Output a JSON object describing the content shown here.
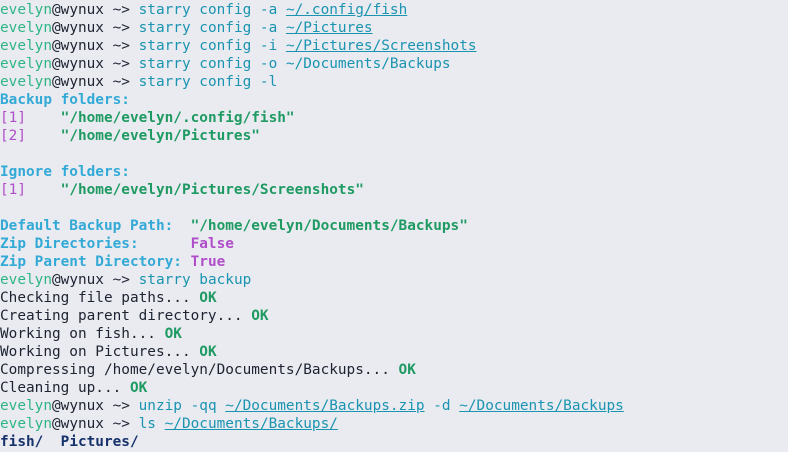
{
  "prompt": {
    "user": "evelyn",
    "at": "@",
    "host": "wynux",
    "arrow": " ~> "
  },
  "lines": [
    {
      "cmd": "starry config -a ",
      "path": "~/.config/fish"
    },
    {
      "cmd": "starry config -a ",
      "path": "~/Pictures"
    },
    {
      "cmd": "starry config -i ",
      "path": "~/Pictures/Screenshots"
    },
    {
      "cmd": "starry config -o ~/Documents/Backups"
    },
    {
      "cmd": "starry config -l"
    }
  ],
  "backup_header": "Backup folders:",
  "backup_items": [
    {
      "idx": "[1]",
      "path": "\"/home/evelyn/.config/fish\""
    },
    {
      "idx": "[2]",
      "path": "\"/home/evelyn/Pictures\""
    }
  ],
  "ignore_header": "Ignore folders:",
  "ignore_items": [
    {
      "idx": "[1]",
      "path": "\"/home/evelyn/Pictures/Screenshots\""
    }
  ],
  "settings": {
    "default_label": "Default Backup Path:",
    "default_value": "\"/home/evelyn/Documents/Backups\"",
    "zipdirs_label": "Zip Directories:",
    "zipdirs_value": "False",
    "zipparent_label": "Zip Parent Directory:",
    "zipparent_value": "True"
  },
  "backup_cmd": "starry backup",
  "progress": [
    {
      "text": "Checking file paths... ",
      "status": "OK"
    },
    {
      "text": "Creating parent directory... ",
      "status": "OK"
    },
    {
      "text": "Working on fish... ",
      "status": "OK"
    },
    {
      "text": "Working on Pictures... ",
      "status": "OK"
    },
    {
      "text": "Compressing /home/evelyn/Documents/Backups... ",
      "status": "OK"
    },
    {
      "text": "Cleaning up... ",
      "status": "OK"
    }
  ],
  "unzip": {
    "cmd": "unzip -qq ",
    "src": "~/Documents/Backups.zip",
    "flag": " -d ",
    "dst": "~/Documents/Backups"
  },
  "ls": {
    "cmd": "ls ",
    "path": "~/Documents/Backups/"
  },
  "ls_output": {
    "a": "fish/",
    "sep": "  ",
    "b": "Pictures/"
  }
}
========
• [What the exercise asks]: Extract all the entries word for word; omit any pictures.

• [Task output]:
Output a JSON object describing the content shown here.
{
  "prompt": {
    "user": "evelyn",
    "at": "@",
    "host": "wynux",
    "arrow": " ~> "
  },
  "lines": [
    {
      "cmd": "starry config -a ",
      "path": "~/.config/fish"
    },
    {
      "cmd": "starry config -a ",
      "path": "~/Pictures"
    },
    {
      "cmd": "starry config -i ",
      "path": "~/Pictures/Screenshots"
    },
    {
      "cmd": "starry config -o ~/Documents/Backups"
    },
    {
      "cmd": "starry config -l"
    }
  ],
  "backup_header": "Backup folders:",
  "backup_items": [
    {
      "idx": "[1]",
      "path": "\"/home/evelyn/.config/fish\""
    },
    {
      "idx": "[2]",
      "path": "\"/home/evelyn/Pictures\""
    }
  ],
  "ignore_header": "Ignore folders:",
  "ignore_items": [
    {
      "idx": "[1]",
      "path": "\"/home/evelyn/Pictures/Screenshots\""
    }
  ],
  "settings": {
    "default_label": "Default Backup Path:",
    "default_value": "\"/home/evelyn/Documents/Backups\"",
    "zipdirs_label": "Zip Directories:",
    "zipdirs_value": "False",
    "zipparent_label": "Zip Parent Directory:",
    "zipparent_value": "True"
  },
  "backup_cmd": "starry backup",
  "progress": [
    {
      "text": "Checking file paths... ",
      "status": "OK"
    },
    {
      "text": "Creating parent directory... ",
      "status": "OK"
    },
    {
      "text": "Working on fish... ",
      "status": "OK"
    },
    {
      "text": "Working on Pictures... ",
      "status": "OK"
    },
    {
      "text": "Compressing /home/evelyn/Documents/Backups... ",
      "status": "OK"
    },
    {
      "text": "Cleaning up... ",
      "status": "OK"
    }
  ],
  "unzip": {
    "cmd": "unzip -qq ",
    "src": "~/Documents/Backups.zip",
    "flag": " -d ",
    "dst": "~/Documents/Backups"
  },
  "ls": {
    "cmd": "ls ",
    "path": "~/Documents/Backups/"
  },
  "ls_output": {
    "a": "fish/",
    "sep": "  ",
    "b": "Pictures/"
  }
}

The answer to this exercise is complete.